# SHORT PROBLEM:
Repeat, line for line, the entries printed below.

# MATERIAL FOR THIS EXERCISE:
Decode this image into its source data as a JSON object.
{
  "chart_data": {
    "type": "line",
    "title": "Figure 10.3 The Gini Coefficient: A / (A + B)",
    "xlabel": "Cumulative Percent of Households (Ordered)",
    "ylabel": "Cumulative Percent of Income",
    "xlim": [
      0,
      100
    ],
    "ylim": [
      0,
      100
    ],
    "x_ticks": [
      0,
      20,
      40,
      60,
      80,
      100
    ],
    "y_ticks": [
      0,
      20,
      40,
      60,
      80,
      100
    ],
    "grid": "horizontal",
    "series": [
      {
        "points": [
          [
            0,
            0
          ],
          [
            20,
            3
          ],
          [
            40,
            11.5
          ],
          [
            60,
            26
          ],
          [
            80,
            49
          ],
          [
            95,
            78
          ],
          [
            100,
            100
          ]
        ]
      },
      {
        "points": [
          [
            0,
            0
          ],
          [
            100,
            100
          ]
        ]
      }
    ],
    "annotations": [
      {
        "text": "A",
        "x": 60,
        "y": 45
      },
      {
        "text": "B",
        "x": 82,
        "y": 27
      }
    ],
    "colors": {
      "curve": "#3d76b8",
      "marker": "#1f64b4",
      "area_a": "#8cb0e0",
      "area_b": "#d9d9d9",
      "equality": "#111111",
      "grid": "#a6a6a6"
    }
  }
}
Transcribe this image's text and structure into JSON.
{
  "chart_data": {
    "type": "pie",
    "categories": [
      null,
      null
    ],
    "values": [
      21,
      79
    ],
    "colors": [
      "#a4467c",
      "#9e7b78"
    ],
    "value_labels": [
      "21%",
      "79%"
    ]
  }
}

# TASK SOLUTION:
Decode this image into its source data as a JSON object.
{
  "chart_data": {
    "type": "line",
    "title": "Figure 10.3 The Gini Coefficient: A / (A + B)",
    "xlabel": "Cumulative Percent of Households (Ordered)",
    "ylabel": "Cumulative Percent of Income",
    "xlim": [
      0,
      100
    ],
    "ylim": [
      0,
      100
    ],
    "x_ticks": [
      0,
      20,
      40,
      60,
      80,
      100
    ],
    "y_ticks": [
      0,
      20,
      40,
      60,
      80,
      100
    ],
    "grid": "horizontal",
    "series": [
      {
        "points": [
          [
            0,
            0
          ],
          [
            20,
            3
          ],
          [
            40,
            11.5
          ],
          [
            60,
            26
          ],
          [
            80,
            49
          ],
          [
            95,
            78
          ],
          [
            100,
            100
          ]
        ]
      },
      {
        "points": [
          [
            0,
            0
          ],
          [
            100,
            100
          ]
        ]
      }
    ],
    "annotations": [
      {
        "text": "A",
        "x": 60,
        "y": 45
      },
      {
        "text": "B",
        "x": 82,
        "y": 27
      }
    ],
    "colors": {
      "curve": "#3d76b8",
      "marker": "#1f64b4",
      "area_a": "#8cb0e0",
      "area_b": "#d9d9d9",
      "equality": "#111111",
      "grid": "#a6a6a6"
    }
  }
}
Transcribe this image's text and structure into JSON.
{
  "chart_data": {
    "type": "pie",
    "categories": [
      null,
      null
    ],
    "values": [
      21,
      79
    ],
    "colors": [
      "#a4467c",
      "#9e7b78"
    ],
    "value_labels": [
      "21%",
      "79%"
    ]
  }
}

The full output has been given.